[Text provided]
○ ○ ○ ○ ○

But not all chin augmentation patients are accepting of a synthetic material in their face and some dimensional chin changes are beyond what a chin implant can achieve. This is where the role of a sliding genioplasty enters. This is the autologous chin augmentation surgery that can be a substitute for an implant. It also can provide more effective vertical chin lengthening and is the only chin procedure that can vertically shorten it. So either by choice or dimensional need the sliding genioplasty is chosen.

While there are numerous surgical debates about which chin augmentation procedure is best, these are really short sighted arguments. What matters is what can each dimensionally accomplish and, if it turns out they are similar to what the patient needs to achieve their goals, then the advantages and disadvantages of each can be discussed.

There are also situations where both methods of chin augmentation fall short. The amount of horizontal increase or vertical lengthening are beyond what the manufacturers have available as standard implant dimensions. There is also cases where the sliding genioplasty may not be able to be moved far enough forward due to the thickness of the bone or the downward or upward angulation of the osteotomy is done at the cost of an adequate amount of horizontal projection.

In these patients a sliding genioplasty and an implant can be combined in a dual chin augmentation technique. The sliding genioplasty serves as the foundation of the chin augmentation and creates the majority of the effect. The chin implant is added to it an an overlay to provide some extra horizontal increase and /or have its lateral extensions used to cover over the bony step offs at the back end of the osteotomy lines at the inferior border. Such implants need to be secured with screws to prevent an inevitable upward migration into the genioplasty step off if they are not.

While many see chin bone movements and the use of implants as mutually exclusive they are not. The benefits of both procedures can be combined when the dimensional needs so dictate. Having done these chin augmentation combination many times over the years I see no increased risk of infection or problems with bone healing. Nor would I expect that to occur. The implant is not placed into the osteotomy gap and is just positioned in the front edge of the chin bone as it would normally be placed has a genioplasty not be done.

For a maximal chin augmentation effect, in patients whose dimensional needs exceed the capability of either standard approach, a combined osteotomy-implant technique can achieve an extraordinary result.

○ ○ ○ ○ ○

[Raw data]
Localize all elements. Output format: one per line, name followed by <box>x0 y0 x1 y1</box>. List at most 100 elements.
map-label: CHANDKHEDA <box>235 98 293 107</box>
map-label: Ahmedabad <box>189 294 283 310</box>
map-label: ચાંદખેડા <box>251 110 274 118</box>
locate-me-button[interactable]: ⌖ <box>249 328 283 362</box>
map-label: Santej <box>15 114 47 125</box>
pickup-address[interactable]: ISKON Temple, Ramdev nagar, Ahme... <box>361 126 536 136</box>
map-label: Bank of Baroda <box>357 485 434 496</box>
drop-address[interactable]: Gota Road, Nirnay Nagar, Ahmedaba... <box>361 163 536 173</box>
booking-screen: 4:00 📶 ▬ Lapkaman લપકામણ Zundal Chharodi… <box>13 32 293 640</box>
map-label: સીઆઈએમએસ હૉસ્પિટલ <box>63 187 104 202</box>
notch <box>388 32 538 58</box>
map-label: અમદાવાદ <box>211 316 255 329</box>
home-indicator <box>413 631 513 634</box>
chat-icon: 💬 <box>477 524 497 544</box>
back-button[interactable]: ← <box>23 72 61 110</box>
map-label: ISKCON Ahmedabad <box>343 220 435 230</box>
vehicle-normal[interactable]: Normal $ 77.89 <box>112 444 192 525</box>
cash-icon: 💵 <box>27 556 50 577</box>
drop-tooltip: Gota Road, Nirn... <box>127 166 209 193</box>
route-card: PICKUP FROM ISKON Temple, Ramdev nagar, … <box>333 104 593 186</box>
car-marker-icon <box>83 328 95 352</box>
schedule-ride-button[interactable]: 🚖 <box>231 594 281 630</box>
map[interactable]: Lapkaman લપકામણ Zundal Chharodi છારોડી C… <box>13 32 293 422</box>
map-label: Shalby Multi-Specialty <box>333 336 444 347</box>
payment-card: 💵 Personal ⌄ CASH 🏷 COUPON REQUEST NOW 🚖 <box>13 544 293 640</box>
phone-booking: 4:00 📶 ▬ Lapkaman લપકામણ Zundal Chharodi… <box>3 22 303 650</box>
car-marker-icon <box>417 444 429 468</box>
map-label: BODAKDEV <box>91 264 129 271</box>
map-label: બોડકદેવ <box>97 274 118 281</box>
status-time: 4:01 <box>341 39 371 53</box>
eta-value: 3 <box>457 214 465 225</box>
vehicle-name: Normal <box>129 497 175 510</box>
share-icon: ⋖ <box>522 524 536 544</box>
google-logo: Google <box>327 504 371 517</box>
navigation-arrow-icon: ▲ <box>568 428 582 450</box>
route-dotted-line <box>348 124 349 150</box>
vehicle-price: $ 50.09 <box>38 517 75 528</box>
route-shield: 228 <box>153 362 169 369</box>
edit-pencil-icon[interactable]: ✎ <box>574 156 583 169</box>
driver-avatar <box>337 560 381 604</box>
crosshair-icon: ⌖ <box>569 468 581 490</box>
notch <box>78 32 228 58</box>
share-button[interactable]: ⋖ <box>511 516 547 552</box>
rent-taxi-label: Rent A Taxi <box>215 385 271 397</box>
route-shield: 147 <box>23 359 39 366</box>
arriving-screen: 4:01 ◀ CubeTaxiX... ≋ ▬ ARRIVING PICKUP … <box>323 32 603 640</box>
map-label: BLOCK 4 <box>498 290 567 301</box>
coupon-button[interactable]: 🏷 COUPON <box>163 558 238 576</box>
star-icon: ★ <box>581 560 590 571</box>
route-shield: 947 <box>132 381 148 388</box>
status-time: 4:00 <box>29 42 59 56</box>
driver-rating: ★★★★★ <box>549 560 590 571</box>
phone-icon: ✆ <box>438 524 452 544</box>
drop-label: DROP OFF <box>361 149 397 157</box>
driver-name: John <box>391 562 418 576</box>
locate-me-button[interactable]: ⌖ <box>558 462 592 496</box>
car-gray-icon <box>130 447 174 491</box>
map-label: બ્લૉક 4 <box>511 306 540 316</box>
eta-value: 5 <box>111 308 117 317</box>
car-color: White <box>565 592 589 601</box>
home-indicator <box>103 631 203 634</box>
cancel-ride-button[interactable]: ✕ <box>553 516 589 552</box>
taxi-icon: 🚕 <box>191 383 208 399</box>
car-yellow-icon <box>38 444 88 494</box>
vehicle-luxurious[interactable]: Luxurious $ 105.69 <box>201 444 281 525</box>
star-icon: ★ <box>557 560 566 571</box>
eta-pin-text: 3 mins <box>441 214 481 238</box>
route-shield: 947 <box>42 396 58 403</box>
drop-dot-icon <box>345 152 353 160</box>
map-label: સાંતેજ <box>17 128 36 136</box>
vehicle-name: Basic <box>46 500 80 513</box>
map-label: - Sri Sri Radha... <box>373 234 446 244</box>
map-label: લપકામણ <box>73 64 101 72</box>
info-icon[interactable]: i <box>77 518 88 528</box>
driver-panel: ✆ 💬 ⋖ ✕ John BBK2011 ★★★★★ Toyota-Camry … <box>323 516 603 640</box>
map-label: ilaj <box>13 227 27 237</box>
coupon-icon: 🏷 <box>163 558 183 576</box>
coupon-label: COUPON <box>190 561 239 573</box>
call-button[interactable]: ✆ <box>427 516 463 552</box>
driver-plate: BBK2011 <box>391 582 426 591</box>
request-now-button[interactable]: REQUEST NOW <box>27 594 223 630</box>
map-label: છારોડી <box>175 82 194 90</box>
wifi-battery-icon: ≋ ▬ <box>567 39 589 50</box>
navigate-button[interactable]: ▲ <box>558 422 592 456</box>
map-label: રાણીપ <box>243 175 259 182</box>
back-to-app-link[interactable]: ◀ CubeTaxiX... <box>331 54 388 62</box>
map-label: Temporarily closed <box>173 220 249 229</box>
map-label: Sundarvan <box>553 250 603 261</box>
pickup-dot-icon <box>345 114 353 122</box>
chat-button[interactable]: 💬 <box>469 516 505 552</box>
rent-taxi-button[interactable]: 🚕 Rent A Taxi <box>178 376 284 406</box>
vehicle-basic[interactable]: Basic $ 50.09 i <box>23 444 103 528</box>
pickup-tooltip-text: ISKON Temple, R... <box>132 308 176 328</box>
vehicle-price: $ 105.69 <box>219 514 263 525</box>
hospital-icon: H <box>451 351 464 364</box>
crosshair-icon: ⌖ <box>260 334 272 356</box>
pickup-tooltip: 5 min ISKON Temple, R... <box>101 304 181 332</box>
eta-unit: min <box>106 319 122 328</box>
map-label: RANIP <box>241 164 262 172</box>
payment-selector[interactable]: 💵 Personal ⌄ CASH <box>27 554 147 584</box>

○ ○ ○ ○ ○

[About this exercise]
Translate this sentence from the text on chin augmentation into Spanish: "The sliding genioplasty serves as the foundation of the chin augmentation and creates the majority of the effect."

[Written reply]
La genioplastia de deslizamiento sirve como base del aumento de mentón y crea la mayor parte del efecto.